### YOUR GOAL:
Search the data for the string "watermark" and gather each line it is in.

### Lines of data:
>>>

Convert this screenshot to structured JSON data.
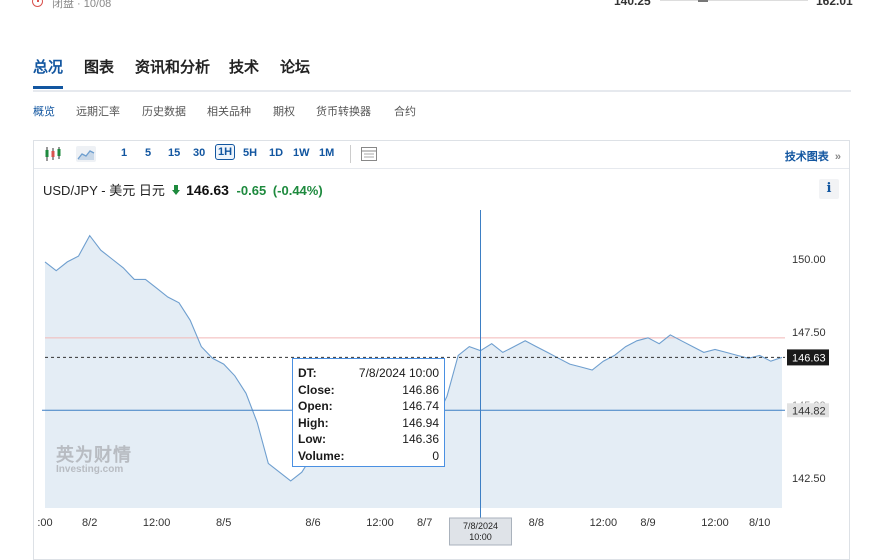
{
  "top": {
    "status": "闭盘 · 10/08",
    "range_low": "140.25",
    "range_high": "162.01",
    "range_position": 0.29
  },
  "main_tabs": [
    {
      "label": "总况",
      "active": true
    },
    {
      "label": "图表"
    },
    {
      "label": "资讯和分析"
    },
    {
      "label": "技术"
    },
    {
      "label": "论坛"
    }
  ],
  "sub_tabs": [
    {
      "label": "概览",
      "active": true
    },
    {
      "label": "远期汇率"
    },
    {
      "label": "历史数据"
    },
    {
      "label": "相关品种"
    },
    {
      "label": "期权"
    },
    {
      "label": "货币转换器"
    },
    {
      "label": "合约"
    }
  ],
  "toolbar": {
    "icons": [
      "candlestick-icon",
      "area-chart-icon"
    ],
    "intervals": [
      "1",
      "5",
      "15",
      "30",
      "1H",
      "5H",
      "1D",
      "1W",
      "1M"
    ],
    "active_interval": "1H",
    "table_icon": "table-icon",
    "tech_chart_label": "技术图表",
    "tech_chart_arrow": "»"
  },
  "quote": {
    "name": "USD/JPY - 美元 日元",
    "arrow": "🡇",
    "price": "146.63",
    "change": "-0.65",
    "change_pct": "(-0.44%)",
    "info_label": "i"
  },
  "colors": {
    "accent": "#1256a0",
    "line": "#6f9fcf",
    "fill": "#dde8f3",
    "down": "#1e8a3e"
  },
  "tooltip": {
    "rows": [
      {
        "k": "DT:",
        "v": "7/8/2024 10:00"
      },
      {
        "k": "Close:",
        "v": "146.86"
      },
      {
        "k": "Open:",
        "v": "146.74"
      },
      {
        "k": "High:",
        "v": "146.94"
      },
      {
        "k": "Low:",
        "v": "146.36"
      },
      {
        "k": "Volume:",
        "v": "0"
      }
    ]
  },
  "watermark": {
    "cn": "英为财情",
    "en": "Investing.com"
  },
  "chart_data": {
    "type": "area",
    "y_ticks": [
      "150.00",
      "147.50",
      "142.50"
    ],
    "y_hidden_tick": "145.00",
    "ylim": [
      141.5,
      153.0
    ],
    "x_ticks": [
      ":00",
      "8/2",
      "12:00",
      "8/5",
      "8/6",
      "12:00",
      "8/7",
      "8/8",
      "12:00",
      "8/9",
      "12:00",
      "8/10"
    ],
    "x_tick_index": [
      0,
      4,
      10,
      16,
      24,
      30,
      34,
      44,
      50,
      54,
      60,
      64
    ],
    "last_price_label": "146.63",
    "last_price": 146.63,
    "hline_price_label": "144.82",
    "hline_price": 144.82,
    "red_line_price": 147.3,
    "crosshair_label": [
      "7/8/2024",
      "10:00"
    ],
    "crosshair_index": 39,
    "values": [
      149.9,
      149.6,
      149.9,
      150.1,
      150.8,
      150.3,
      150.0,
      149.7,
      149.3,
      149.3,
      149.0,
      148.7,
      148.5,
      147.9,
      147.0,
      146.6,
      146.4,
      146.0,
      145.4,
      144.4,
      143.0,
      142.7,
      142.4,
      142.7,
      143.3,
      143.8,
      144.3,
      144.9,
      145.8,
      146.3,
      145.9,
      145.1,
      144.0,
      143.8,
      144.3,
      144.5,
      145.3,
      146.7,
      147.0,
      146.86,
      147.1,
      146.8,
      147.0,
      147.2,
      147.0,
      146.8,
      146.6,
      146.4,
      146.3,
      146.2,
      146.5,
      146.7,
      147.0,
      147.2,
      147.3,
      147.1,
      147.4,
      147.2,
      147.0,
      146.8,
      146.9,
      146.8,
      146.7,
      146.6,
      146.7,
      146.5,
      146.63
    ]
  }
}
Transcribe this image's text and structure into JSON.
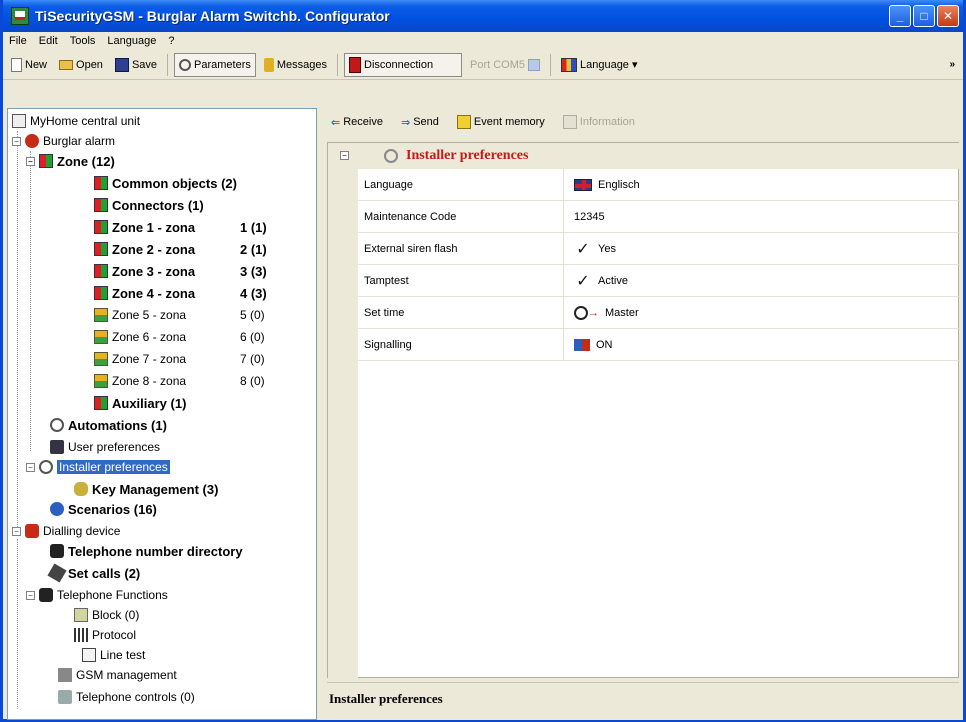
{
  "window": {
    "title": "TiSecurityGSM - Burglar Alarm Switchb. Configurator"
  },
  "menu": [
    "File",
    "Edit",
    "Tools",
    "Language",
    "?"
  ],
  "toolbar": {
    "new": "New",
    "open": "Open",
    "save": "Save",
    "parameters": "Parameters",
    "messages": "Messages",
    "disconnection": "Disconnection",
    "port": "Port",
    "com": "COM5",
    "language": "Language"
  },
  "tree": {
    "root": "MyHome central unit",
    "burglar_alarm": "Burglar alarm",
    "zone": "Zone (12)",
    "common_objects": "Common objects (2)",
    "connectors": "Connectors (1)",
    "zones": [
      {
        "label": "Zone 1 - zona",
        "count": "1 (1)"
      },
      {
        "label": "Zone 2 - zona",
        "count": "2 (1)"
      },
      {
        "label": "Zone 3 - zona",
        "count": "3 (3)"
      },
      {
        "label": "Zone 4 - zona",
        "count": "4 (3)"
      },
      {
        "label": "Zone 5 - zona",
        "count": "5 (0)"
      },
      {
        "label": "Zone 6 - zona",
        "count": "6 (0)"
      },
      {
        "label": "Zone 7 - zona",
        "count": "7 (0)"
      },
      {
        "label": "Zone 8 - zona",
        "count": "8 (0)"
      }
    ],
    "auxiliary": "Auxiliary (1)",
    "automations": "Automations (1)",
    "user_preferences": "User preferences",
    "installer_preferences": "Installer preferences",
    "key_management": "Key Management (3)",
    "scenarios": "Scenarios (16)",
    "dialling_device": "Dialling device",
    "telephone_directory": "Telephone number directory",
    "set_calls": "Set calls (2)",
    "telephone_functions": "Telephone Functions",
    "block": "Block (0)",
    "protocol": "Protocol",
    "line_test": "Line test",
    "gsm_management": "GSM management",
    "telephone_controls": "Telephone controls (0)"
  },
  "subtoolbar": {
    "receive": "Receive",
    "send": "Send",
    "event_memory": "Event memory",
    "information": "Information"
  },
  "grid": {
    "section_title": "Installer preferences",
    "rows": [
      {
        "name": "Language",
        "value": "Englisch",
        "icon": "flag-uk-icon"
      },
      {
        "name": "Maintenance Code",
        "value": "12345",
        "icon": ""
      },
      {
        "name": "External siren flash",
        "value": "Yes",
        "icon": "check-icon"
      },
      {
        "name": "Tamptest",
        "value": "Active",
        "icon": "check-icon"
      },
      {
        "name": "Set time",
        "value": "Master",
        "icon": "clock-icon"
      },
      {
        "name": "Signalling",
        "value": "ON",
        "icon": "signal-icon"
      }
    ]
  },
  "status": {
    "description": "Installer preferences"
  }
}
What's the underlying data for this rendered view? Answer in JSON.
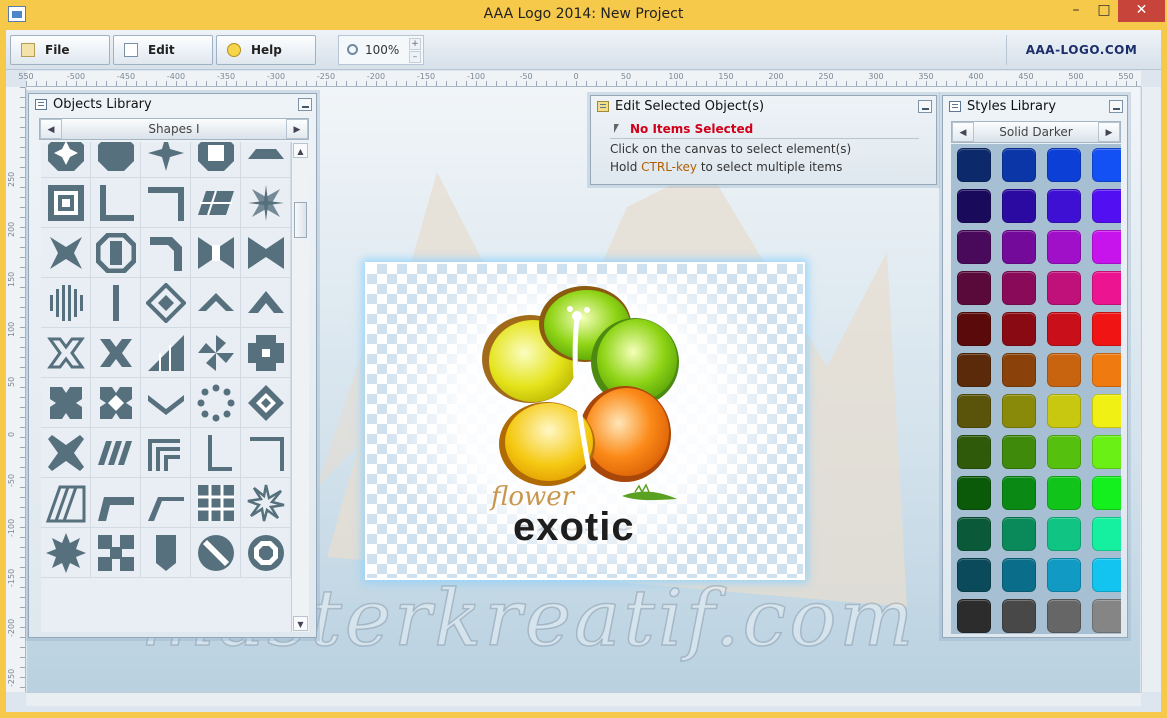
{
  "window": {
    "title": "AAA Logo 2014: New Project",
    "min_glyph": "–",
    "max_glyph": "□",
    "close_glyph": "✕"
  },
  "toolbar": {
    "file_label": "File",
    "edit_label": "Edit",
    "help_label": "Help",
    "zoom_value": "100%",
    "zoom_up": "+",
    "zoom_down": "–",
    "brand": "AAA-LOGO.COM"
  },
  "ruler": {
    "h_labels": [
      "550",
      "-500",
      "-450",
      "-400",
      "-350",
      "-300",
      "-250",
      "-200",
      "-150",
      "-100",
      "-50",
      "0",
      "50",
      "100",
      "150",
      "200",
      "250",
      "300",
      "350",
      "400",
      "450",
      "500",
      "550"
    ],
    "v_labels": [
      "250",
      "200",
      "150",
      "100",
      "50",
      "0",
      "-50",
      "-100",
      "-150",
      "-200",
      "-250"
    ]
  },
  "objects_library": {
    "title": "Objects Library",
    "category": "Shapes I",
    "prev_glyph": "◀",
    "next_glyph": "▶",
    "scroll_up_glyph": "▲",
    "scroll_down_glyph": "▼",
    "shape_color": "#56707e",
    "shapes": [
      "octagon-star",
      "octagon",
      "four-point-star",
      "octagon-ring",
      "trapezoid",
      "nested-squares",
      "corner-l",
      "corner-bracket",
      "parallelogram-tiles",
      "pinwheel",
      "star-bow",
      "knot-octagon",
      "hook-corner",
      "bowtie-open",
      "bowtie",
      "barcode-diamond",
      "vertical-bar",
      "diamond-arrow",
      "chevron-up-thin",
      "chevron-up",
      "x-mark-outline",
      "x-mark",
      "bars-ascending",
      "pinwheel-tiles",
      "cross-tiles",
      "cross-notched",
      "cross-diamond",
      "chevron-down",
      "dot-ring",
      "diamond-tiles",
      "cross-bold",
      "parallel-slants",
      "nested-corners",
      "thin-l",
      "right-angle",
      "striped-slant",
      "step-corner",
      "step-corner-outline",
      "grid-square",
      "starburst-ring",
      "gear-star",
      "cross-squares",
      "banner-pennant",
      "circle-slashed",
      "circle-octagon"
    ]
  },
  "edit_selected": {
    "title": "Edit Selected Object(s)",
    "status": "No Items Selected",
    "line1": "Click on the canvas to select element(s)",
    "line2_prefix": "Hold ",
    "line2_key": "CTRL-key",
    "line2_suffix": " to select multiple items"
  },
  "styles_library": {
    "title": "Styles Library",
    "category": "Solid Darker",
    "prev_glyph": "◀",
    "next_glyph": "▶",
    "swatch_rows": [
      [
        "#0c2a6b",
        "#0a36a8",
        "#0b3fd6",
        "#1451f5"
      ],
      [
        "#1a0a5c",
        "#2a0aa0",
        "#3d10d4",
        "#5210f2"
      ],
      [
        "#4a0a5c",
        "#740a9a",
        "#a010c8",
        "#c814ec"
      ],
      [
        "#5a0a3a",
        "#8a0a5a",
        "#c0107a",
        "#ec1490"
      ],
      [
        "#5a0a0a",
        "#8a0a14",
        "#c80f1a",
        "#f01414"
      ],
      [
        "#5a2a0a",
        "#8a420a",
        "#c86410",
        "#ee7a10"
      ],
      [
        "#5a540a",
        "#8a8a0a",
        "#c8c810",
        "#f0f014"
      ],
      [
        "#2e5a0a",
        "#3f8a0a",
        "#56c00f",
        "#6af014"
      ],
      [
        "#0a5a0a",
        "#0a8a14",
        "#10c41a",
        "#14f01e"
      ],
      [
        "#0a5a3a",
        "#0a8a5a",
        "#10c484",
        "#14f0a0"
      ],
      [
        "#0a4a5a",
        "#0a6e8a",
        "#109ac4",
        "#14c4f0"
      ],
      [
        "#2c2c2c",
        "#484848",
        "#666666",
        "#858585"
      ]
    ]
  },
  "canvas": {
    "logo_script_word": "flower",
    "logo_main_word": "exotic"
  },
  "watermark": "masterkreatif.com"
}
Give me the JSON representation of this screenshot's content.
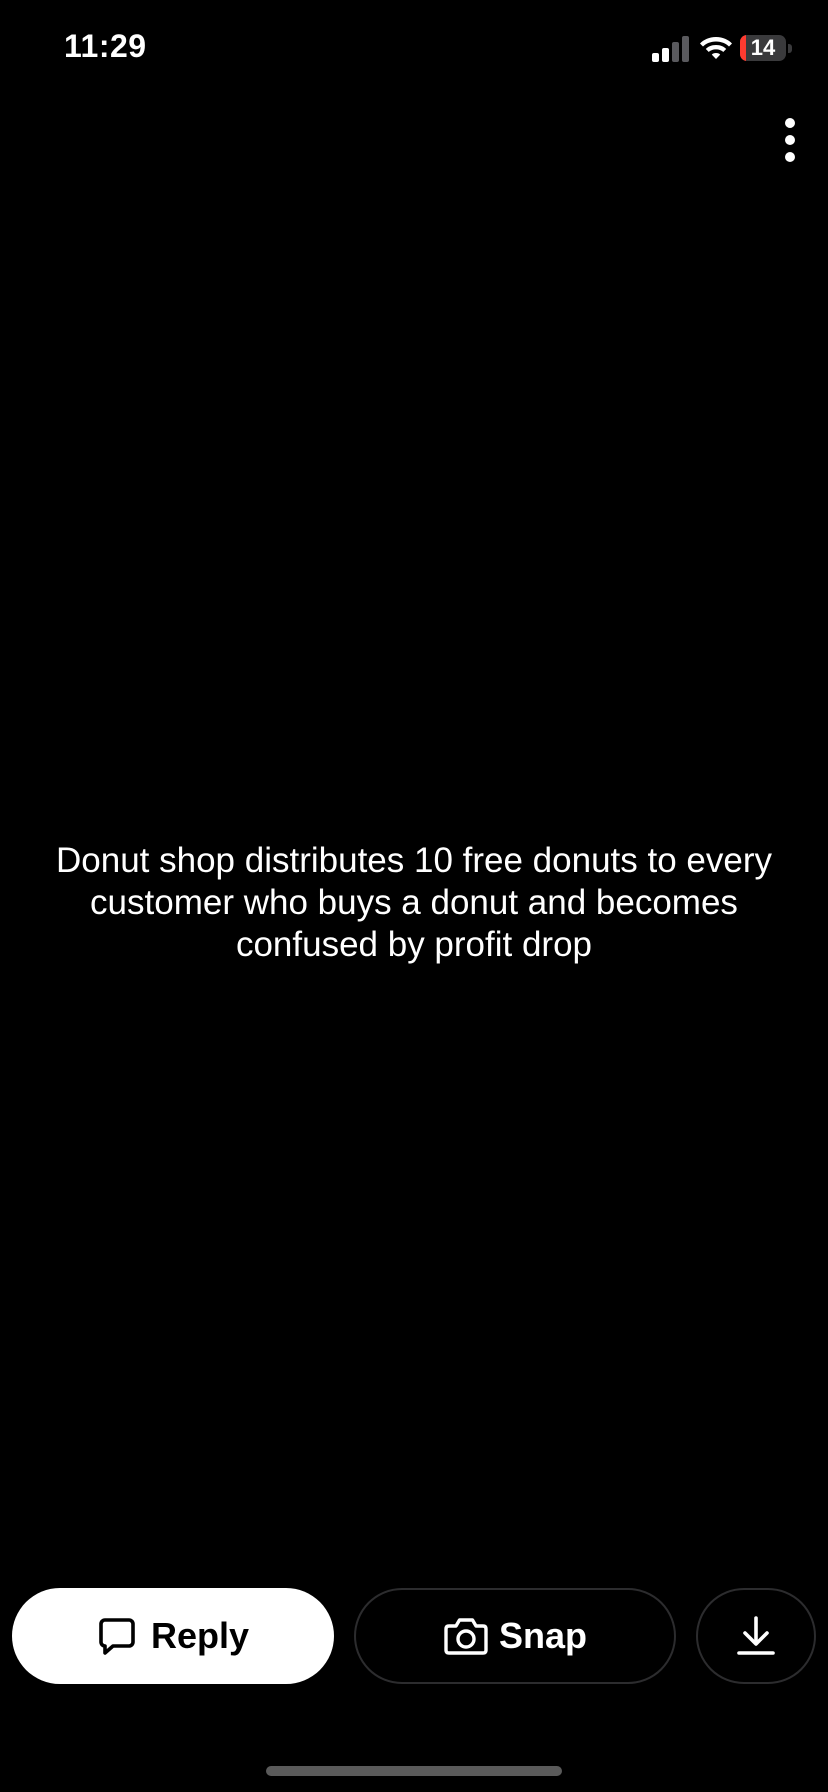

<<<

### EXPECTED ANSWER:
  "watermark": {
  "watermark": "masterkreatif.com"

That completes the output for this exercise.